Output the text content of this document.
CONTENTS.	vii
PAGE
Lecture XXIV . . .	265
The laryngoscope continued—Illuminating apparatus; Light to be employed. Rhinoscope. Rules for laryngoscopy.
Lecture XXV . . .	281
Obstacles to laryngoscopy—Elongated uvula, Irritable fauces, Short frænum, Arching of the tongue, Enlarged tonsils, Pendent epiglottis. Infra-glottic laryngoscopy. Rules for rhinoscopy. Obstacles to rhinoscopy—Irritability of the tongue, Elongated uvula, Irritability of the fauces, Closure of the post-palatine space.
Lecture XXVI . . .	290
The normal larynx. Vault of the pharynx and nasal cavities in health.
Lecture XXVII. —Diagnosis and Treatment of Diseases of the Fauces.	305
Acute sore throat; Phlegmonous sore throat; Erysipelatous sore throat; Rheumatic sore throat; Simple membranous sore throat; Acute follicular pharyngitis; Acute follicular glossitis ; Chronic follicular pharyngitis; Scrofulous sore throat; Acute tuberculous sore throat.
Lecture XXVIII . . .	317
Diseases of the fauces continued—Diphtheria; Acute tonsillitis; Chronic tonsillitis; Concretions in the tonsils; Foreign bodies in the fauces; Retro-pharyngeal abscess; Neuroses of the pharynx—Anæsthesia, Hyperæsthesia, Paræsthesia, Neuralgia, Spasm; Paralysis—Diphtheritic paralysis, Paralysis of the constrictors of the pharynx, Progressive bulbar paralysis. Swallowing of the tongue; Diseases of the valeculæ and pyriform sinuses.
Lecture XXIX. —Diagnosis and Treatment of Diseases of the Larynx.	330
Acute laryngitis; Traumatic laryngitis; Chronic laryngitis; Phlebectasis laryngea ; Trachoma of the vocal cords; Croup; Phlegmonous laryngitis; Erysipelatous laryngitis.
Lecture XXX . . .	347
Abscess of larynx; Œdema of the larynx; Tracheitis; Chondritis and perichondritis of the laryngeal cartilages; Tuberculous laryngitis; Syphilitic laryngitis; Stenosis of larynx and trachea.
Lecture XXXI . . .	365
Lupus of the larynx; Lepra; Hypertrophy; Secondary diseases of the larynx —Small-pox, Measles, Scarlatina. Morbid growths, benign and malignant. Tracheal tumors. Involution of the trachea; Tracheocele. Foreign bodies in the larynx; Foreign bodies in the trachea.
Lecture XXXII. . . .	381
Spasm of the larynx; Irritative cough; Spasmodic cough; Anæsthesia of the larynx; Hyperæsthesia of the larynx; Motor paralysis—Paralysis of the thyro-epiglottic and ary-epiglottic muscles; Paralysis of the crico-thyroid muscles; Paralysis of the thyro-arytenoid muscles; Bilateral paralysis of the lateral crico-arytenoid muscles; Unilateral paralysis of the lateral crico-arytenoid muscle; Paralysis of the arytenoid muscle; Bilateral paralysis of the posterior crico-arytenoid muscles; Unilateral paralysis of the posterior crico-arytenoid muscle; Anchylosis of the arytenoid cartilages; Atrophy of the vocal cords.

——————————

All lines containing "Lecture" in the material above should appear in your reply, copied exactly.

**Answer section**:
Lecture XXIV . . .	265
Lecture XXV . . .	281
Lecture XXVI . . .	290
Lecture XXVII. —Diagnosis and Treatment of Diseases of the Fauces.	305
Lecture XXVIII . . .	317
Lecture XXIX. —Diagnosis and Treatment of Diseases of the Larynx.	330
Lecture XXX . . .	347
Lecture XXXI . . .	365
Lecture XXXII. . . .	381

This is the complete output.